• **Data records**

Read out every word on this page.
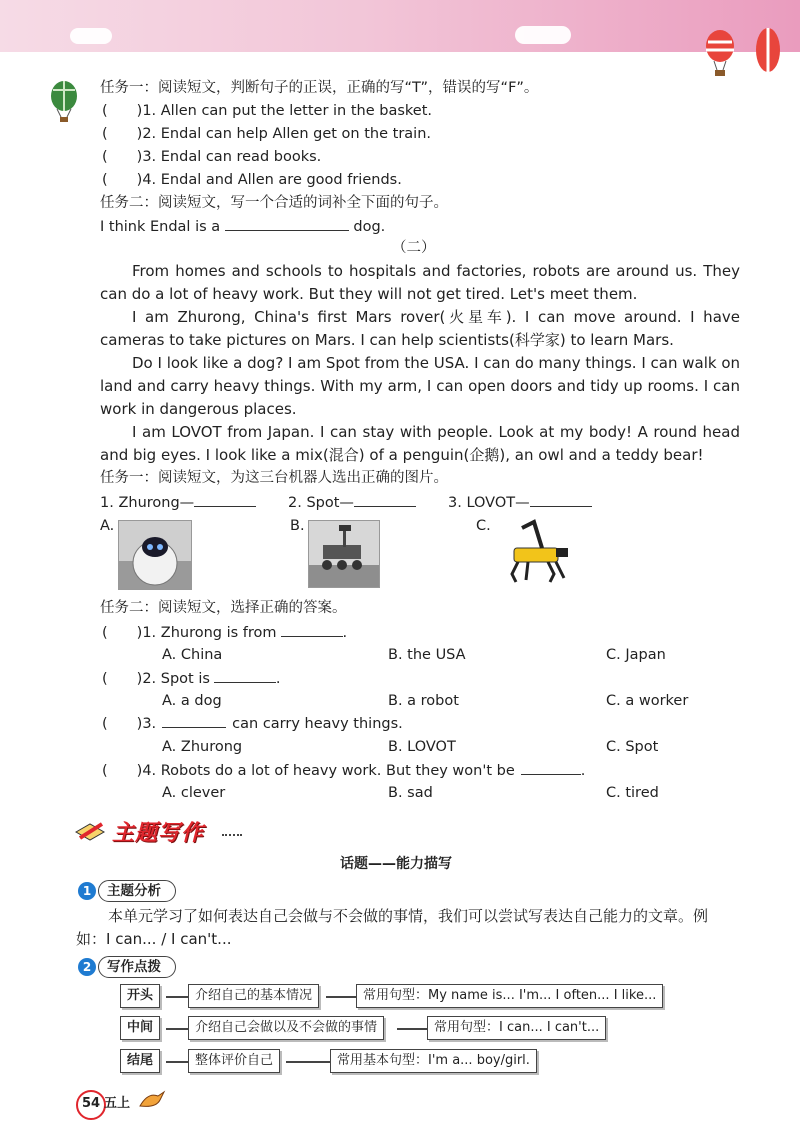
任务一：阅读短文，判断句子的正误，正确的写“T”，错误的写“F”。
(　　)1. Allen can put the letter in the basket.
(　　)2. Endal can help Allen get on the train.
(　　)3. Endal can read books.
(　　)4. Endal and Allen are good friends.
任务二：阅读短文，写一个合适的词补全下面的句子。
I think Endal is a	dog.
（二）
From homes and schools to hospitals and factories, robots are around us. They can do a lot of heavy work. But they will not get tired. Let's meet them.
I am Zhurong, China's first Mars rover(火星车). I can move around. I have cameras to take pictures on Mars. I can help scientists(科学家) to learn Mars.
Do I look like a dog? I am Spot from the USA. I can do many things. I can walk on land and carry heavy things. With my arm, I can open doors and tidy up rooms. I can work in dangerous places.
I am LOVOT from Japan. I can stay with people. Look at my body! A round head and big eyes. I look like a mix(混合) of a penguin(企鹅), an owl and a teddy bear!
任务一：阅读短文，为这三台机器人选出正确的图片。
1. Zhurong—	2. Spot—	3. LOVOT—
A.	B.	C.
任务二：阅读短文，选择正确的答案。
(　　)1. Zhurong is from	.
A. China	B. the USA	C. Japan
(　　)2. Spot is	.
A. a dog	B. a robot	C. a worker
(　　)3.	can carry heavy things.
A. Zhurong	B. LOVOT	C. Spot
(　　)4. Robots do a lot of heavy work. But they won't be	.
A. clever	B. sad	C. tired
主题写作
话题——能力描写
1	主题分析
本单元学习了如何表达自己会做与不会做的事情，我们可以尝试写表达自己能力的文章。例如：I can... / I can't...
2	写作点拨
开头	介绍自己的基本情况	常用句型：My name is... I'm... I often... I like...
中间	介绍自己会做以及不会做的事情	常用句型：I can... I can't...
结尾	整体评价自己	常用基本句型：I'm a... boy/girl.
54 五上
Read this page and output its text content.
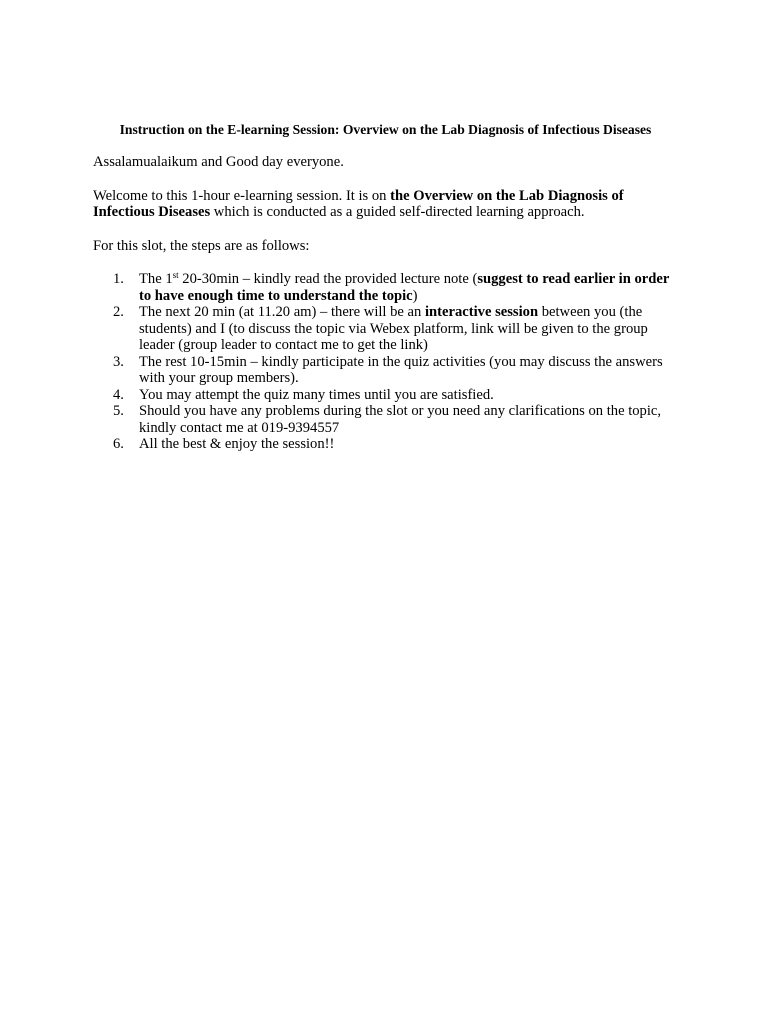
Instruction on the E-learning Session: Overview on the Lab Diagnosis of Infectious Diseases

Assalamualaikum and Good day everyone.

Welcome to this 1-hour e-learning session. It is on the Overview on the Lab Diagnosis of Infectious Diseases which is conducted as a guided self-directed learning approach.

For this slot, the steps are as follows:

1.	The 1st 20-30min – kindly read the provided lecture note (suggest to read earlier in order to have enough time to understand the topic)
2.	The next 20 min (at 11.20 am) – there will be an interactive session between you (the students) and I (to discuss the topic via Webex platform, link will be given to the group leader (group leader to contact me to get the link)
3.	The rest 10-15min – kindly participate in the quiz activities (you may discuss the answers with your group members).
4.	You may attempt the quiz many times until you are satisfied.
5.	Should you have any problems during the slot or you need any clarifications on the topic, kindly contact me at 019-9394557
6.	All the best & enjoy the session!!
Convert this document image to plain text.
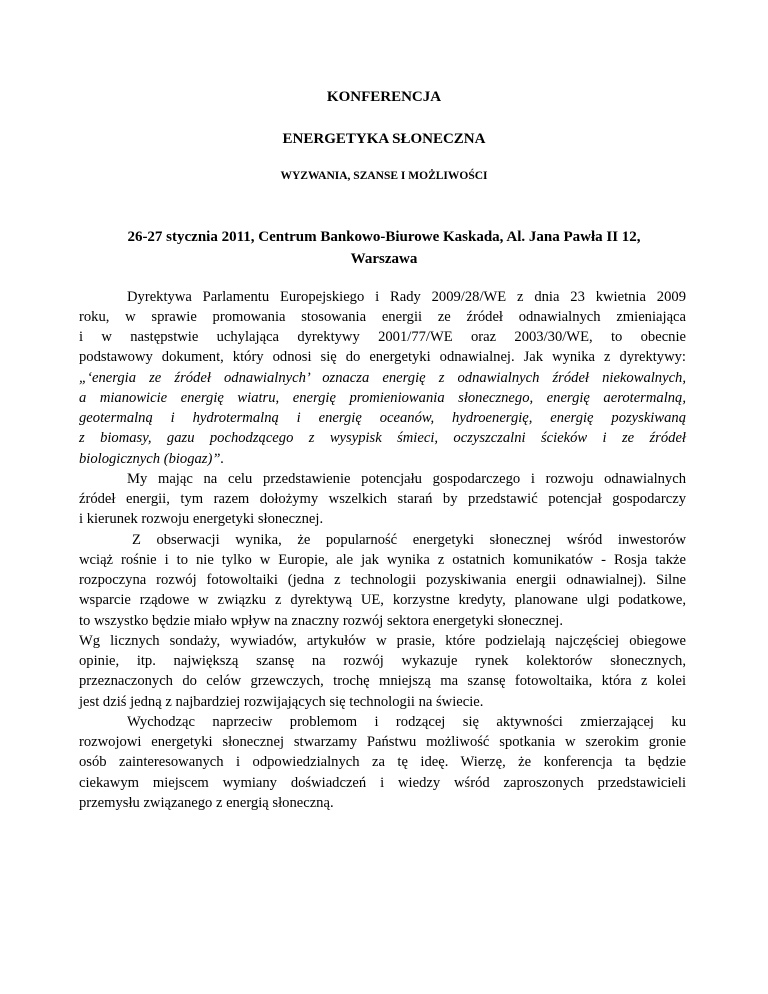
KONFERENCJA
ENERGETYKA SŁONECZNA
WYZWANIA, SZANSE I MOŻLIWOŚCI
26-27 stycznia 2011, Centrum Bankowo-Biurowe Kaskada, Al. Jana Pawła II 12,
Warszawa
Dyrektywa Parlamentu Europejskiego i Rady 2009/28/WE z dnia 23 kwietnia 2009
roku, w sprawie promowania stosowania energii ze źródeł odnawialnych zmieniająca
i w następstwie uchylająca dyrektywy 2001/77/WE oraz 2003/30/WE, to obecnie
podstawowy dokument, który odnosi się do energetyki odnawialnej. Jak wynika z dyrektywy:
„‘energia ze źródeł odnawialnych’ oznacza energię z odnawialnych źródeł niekowalnych,
a mianowicie energię wiatru, energię promieniowania słonecznego, energię aerotermalną,
geotermalną i hydrotermalną i energię oceanów, hydroenergię, energię pozyskiwaną
z biomasy, gazu pochodzącego z wysypisk śmieci, oczyszczalni ścieków i ze źródeł
biologicznych (biogaz)”.
My mając na celu przedstawienie potencjału gospodarczego i rozwoju odnawialnych
źródeł energii, tym razem dołożymy wszelkich starań by przedstawić potencjał gospodarczy
i kierunek rozwoju energetyki słonecznej.
Z obserwacji wynika, że popularność energetyki słonecznej wśród inwestorów
wciąż rośnie i to nie tylko w Europie, ale jak wynika z ostatnich komunikatów - Rosja także
rozpoczyna rozwój fotowoltaiki (jedna z technologii pozyskiwania energii odnawialnej). Silne
wsparcie rządowe w związku z dyrektywą UE, korzystne kredyty, planowane ulgi podatkowe,
to wszystko będzie miało wpływ na znaczny rozwój sektora energetyki słonecznej.
Wg licznych sondaży, wywiadów, artykułów w prasie, które podzielają najczęściej obiegowe
opinie, itp. największą szansę na rozwój wykazuje rynek kolektorów słonecznych,
przeznaczonych do celów grzewczych, trochę mniejszą ma szansę fotowoltaika, która z kolei
jest dziś jedną z najbardziej rozwijających się technologii na świecie.
Wychodząc naprzeciw problemom i rodzącej się aktywności zmierzającej ku
rozwojowi energetyki słonecznej stwarzamy Państwu możliwość spotkania w szerokim gronie
osób zainteresowanych i odpowiedzialnych za tę ideę. Wierzę, że konferencja ta będzie
ciekawym miejscem wymiany doświadczeń i wiedzy wśród zaproszonych przedstawicieli
przemysłu związanego z energią słoneczną.
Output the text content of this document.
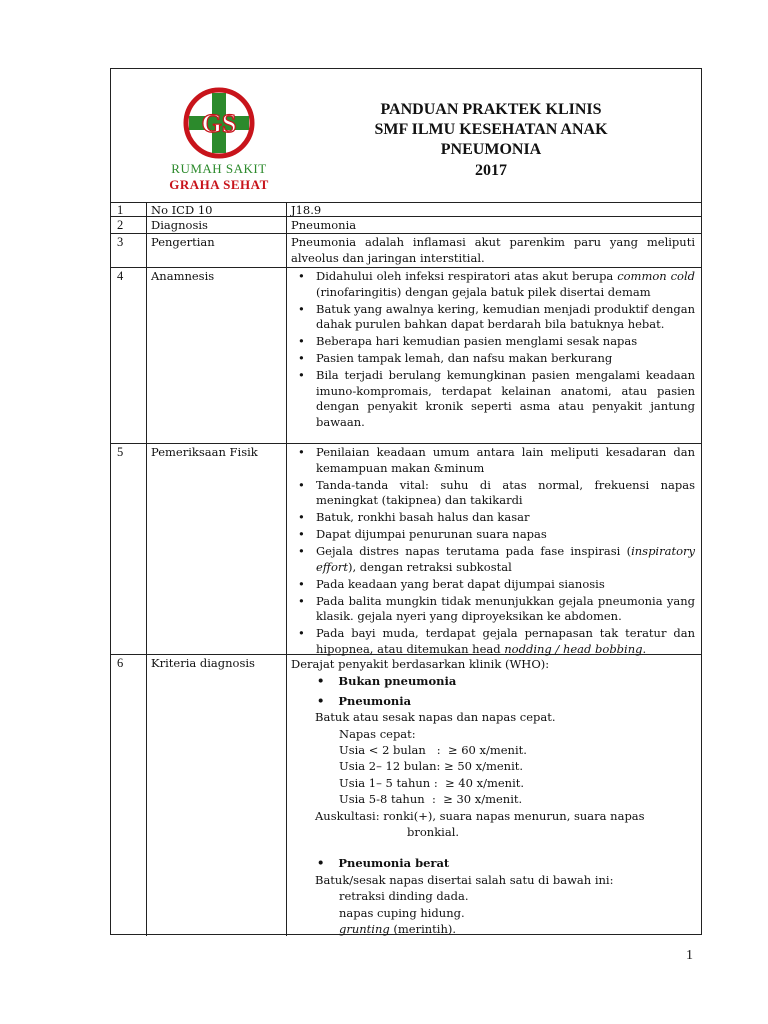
GS
RUMAH SAKIT
GRAHA SEHAT
PANDUAN PRAKTEK KLINIS
SMF ILMU KESEHATAN ANAK
PNEUMONIA
2017
1	No ICD 10	J18.9
2	Diagnosis	Pneumonia
3	Pengertian	Pneumonia adalah inflamasi akut parenkim paru yang meliputi alveolus dan jaringan interstitial.
4	Anamnesis	• Didahului oleh infeksi respiratori atas akut berupa common cold (rinofaringitis) dengan gejala batuk pilek disertai demam
• Batuk yang awalnya kering, kemudian menjadi produktif dengan dahak purulen bahkan dapat berdarah bila batuknya hebat.
• Beberapa hari kemudian pasien menglami sesak napas
• Pasien tampak lemah, dan nafsu makan berkurang
• Bila terjadi berulang kemungkinan pasien mengalami keadaan imuno-kompromais, terdapat kelainan anatomi, atau pasien dengan penyakit kronik seperti asma atau penyakit jantung bawaan.
5	Pemeriksaan Fisik	• Penilaian keadaan umum antara lain meliputi kesadaran dan kemampuan makan &minum
• Tanda-tanda vital: suhu di atas normal, frekuensi napas meningkat (takipnea) dan takikardi
• Batuk, ronkhi basah halus dan kasar
• Dapat dijumpai penurunan suara napas
• Gejala distres napas terutama pada fase inspirasi (inspiratory effort), dengan retraksi subkostal
• Pada keadaan yang berat dapat dijumpai sianosis
• Pada balita mungkin tidak menunjukkan gejala pneumonia yang klasik. gejala nyeri yang diproyeksikan ke abdomen.
• Pada bayi muda, terdapat gejala pernapasan tak teratur dan hipopnea, atau ditemukan head nodding / head bobbing.
6	Kriteria diagnosis	Derajat penyakit berdasarkan klinik (WHO):
• Bukan pneumonia
• Pneumonia
Batuk atau sesak napas dan napas cepat.
Napas cepat:
Usia < 2 bulan   :  ≥ 60 x/menit.
Usia 2– 12 bulan: ≥ 50 x/menit.
Usia 1– 5 tahun :  ≥ 40 x/menit.
Usia 5-8 tahun  :  ≥ 30 x/menit.
Auskultasi: ronki(+), suara napas menurun, suara napas
bronkial.
• Pneumonia berat
Batuk/sesak napas disertai salah satu di bawah ini:
retraksi dinding dada.
napas cuping hidung.
grunting (merintih).
1
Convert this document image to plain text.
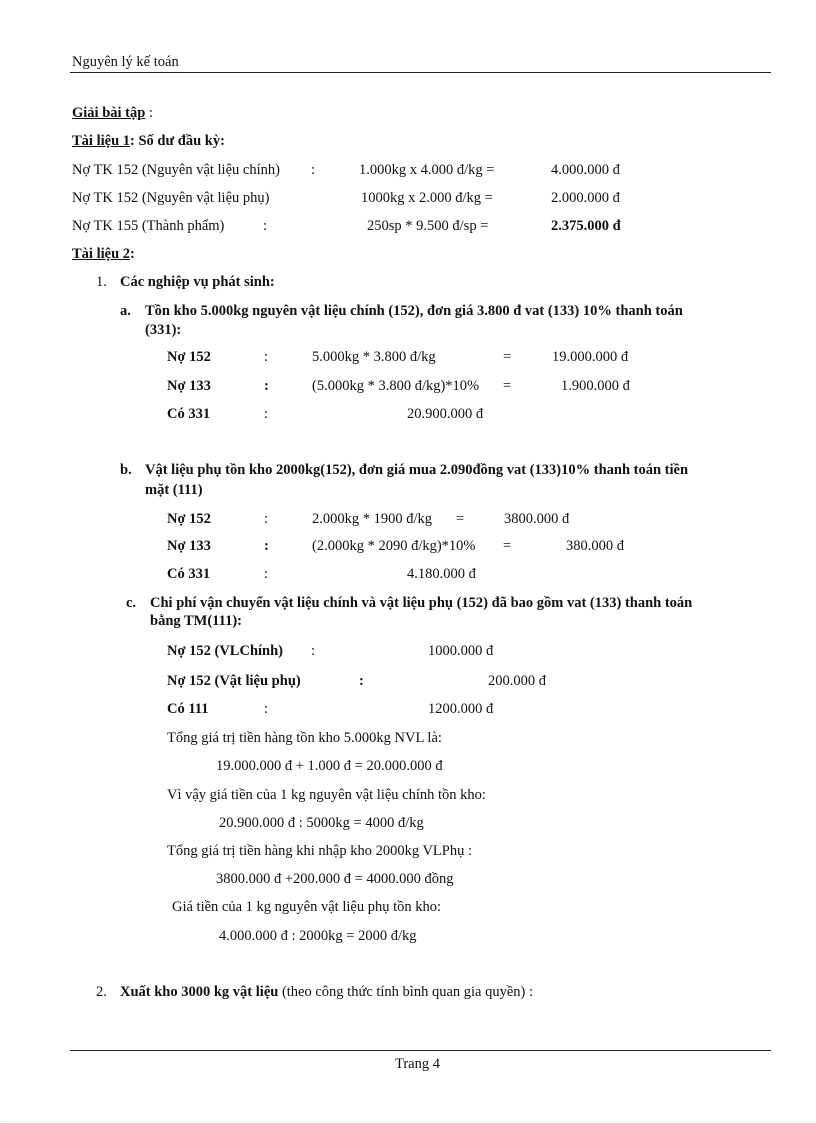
Nguyên lý kế toán
Giải bài tập :
Tài liệu 1: Số dư đầu kỳ:
Nợ TK 152 (Nguyên vật liệu chính) :	1.000kg x 4.000 đ/kg =	4.000.000 đ
Nợ TK 152 (Nguyên vật liệu phụ)	1000kg x 2.000 đ/kg =	2.000.000 đ
Nợ TK 155 (Thành phẩm)	:	250sp * 9.500 đ/sp =	2.375.000 đ
Tài liệu 2:
1. Các nghiệp vụ phát sinh:
a. Tồn kho 5.000kg nguyên vật liệu chính (152), đơn giá 3.800 đ vat (133) 10% thanh toán
(331):
Nợ 152	:	5.000kg * 3.800 đ/kg	=	19.000.000 đ
Nợ 133	:	(5.000kg * 3.800 đ/kg)*10% =	1.900.000 đ
Có 331	:	20.900.000 đ
b. Vật liệu phụ tồn kho 2000kg(152), đơn giá mua 2.090đồng vat (133)10% thanh toán tiền
mặt (111)
Nợ 152	:	2.000kg * 1900 đ/kg =	3800.000 đ
Nợ 133	:	(2.000kg * 2090 đ/kg)*10% =	380.000 đ
Có 331	:	4.180.000 đ
c. Chi phí vận chuyển vật liệu chính và vật liệu phụ (152) đã bao gồm vat (133) thanh toán
bằng TM(111):
Nợ 152 (VLChính) :	1000.000 đ
Nợ 152 (Vật liệu phụ)	:	200.000 đ
Có 111	:	1200.000 đ
Tổng giá trị tiền hàng tồn kho 5.000kg NVL là:
19.000.000 đ + 1.000 đ = 20.000.000 đ
Vì vậy giá tiền của 1 kg nguyên vật liệu chính tồn kho:
20.900.000 đ : 5000kg = 4000 đ/kg
Tổng giá trị tiền hàng khi nhập kho 2000kg VLPhụ :
3800.000 đ +200.000 đ = 4000.000 đồng
Giá tiền của 1 kg nguyên vật liệu phụ tồn kho:
4.000.000 đ : 2000kg = 2000 đ/kg
2. Xuất kho 3000 kg vật liệu (theo công thức tính bình quan gia quyền) :
Trang 4
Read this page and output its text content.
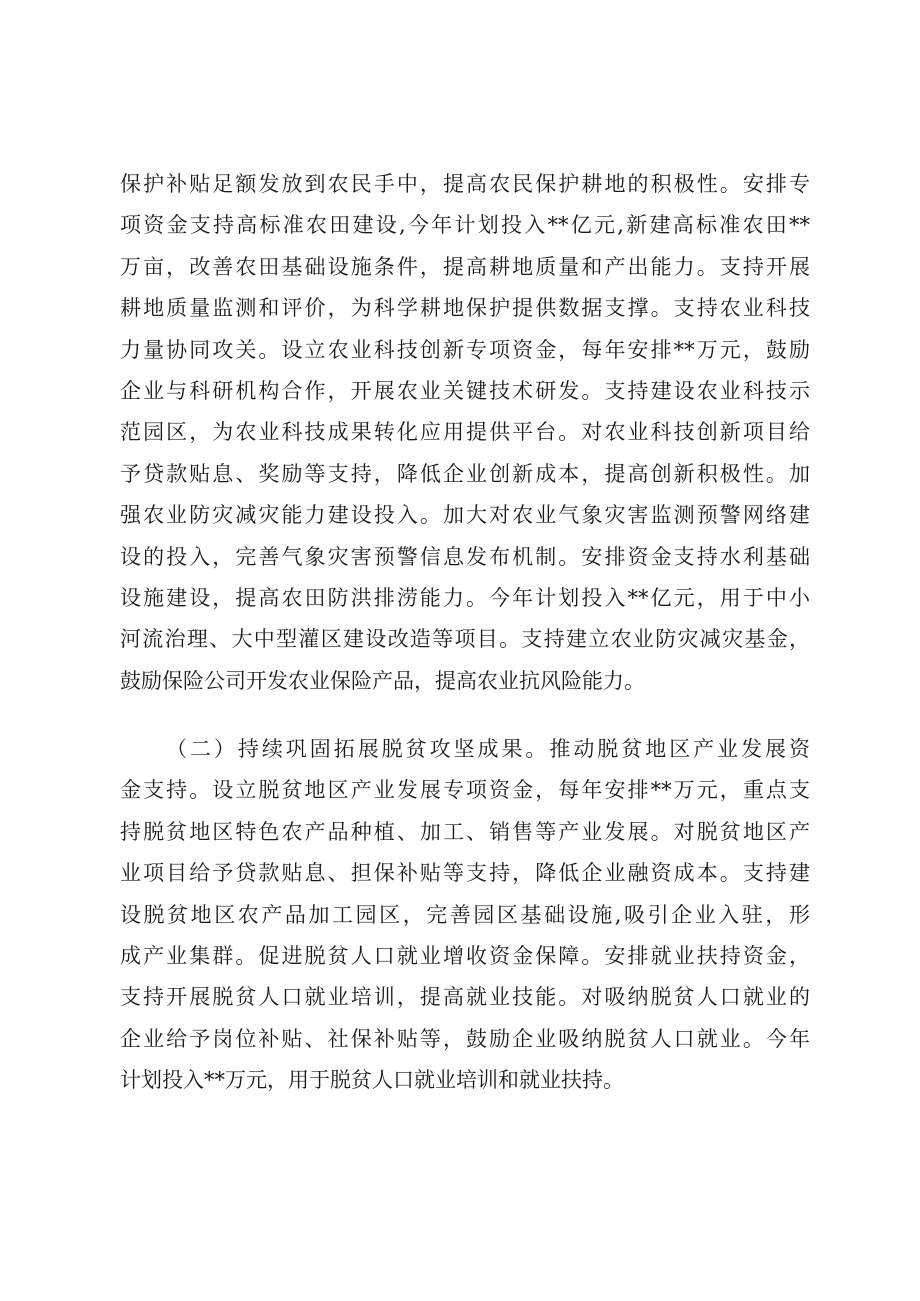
保护补贴足额发放到农民手中，提高农民保护耕地的积极性。安排专
项资金支持高标准农田建设,今年计划投入**亿元,新建高标准农田**
万亩，改善农田基础设施条件，提高耕地质量和产出能力。支持开展
耕地质量监测和评价，为科学耕地保护提供数据支撑。支持农业科技
力量协同攻关。设立农业科技创新专项资金，每年安排**万元，鼓励
企业与科研机构合作，开展农业关键技术研发。支持建设农业科技示
范园区，为农业科技成果转化应用提供平台。对农业科技创新项目给
予贷款贴息、奖励等支持，降低企业创新成本，提高创新积极性。加
强农业防灾减灾能力建设投入。加大对农业气象灾害监测预警网络建
设的投入，完善气象灾害预警信息发布机制。安排资金支持水利基础
设施建设，提高农田防洪排涝能力。今年计划投入**亿元，用于中小
河流治理、大中型灌区建设改造等项目。支持建立农业防灾减灾基金，
鼓励保险公司开发农业保险产品，提高农业抗风险能力。
（二）持续巩固拓展脱贫攻坚成果。推动脱贫地区产业发展资
金支持。设立脱贫地区产业发展专项资金，每年安排**万元，重点支
持脱贫地区特色农产品种植、加工、销售等产业发展。对脱贫地区产
业项目给予贷款贴息、担保补贴等支持，降低企业融资成本。支持建
设脱贫地区农产品加工园区，完善园区基础设施,吸引企业入驻，形
成产业集群。促进脱贫人口就业增收资金保障。安排就业扶持资金，
支持开展脱贫人口就业培训，提高就业技能。对吸纳脱贫人口就业的
企业给予岗位补贴、社保补贴等，鼓励企业吸纳脱贫人口就业。今年
计划投入**万元，用于脱贫人口就业培训和就业扶持。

• **Short task**
Gather each line from the listing above that holds "topic".

• **Solution to the exercise**
1.	The 1st 20-30min – kindly read the provided lecture note (suggest to read earlier in order to have enough time to understand the topic)
2.	The next 20 min (at 11.20 am) – there will be an interactive session between you (the students) and I (to discuss the topic via Webex platform, link will be given to the group leader (group leader to contact me to get the link)
5.	Should you have any problems during the slot or you need any clarifications on the topic, kindly contact me at 019-9394557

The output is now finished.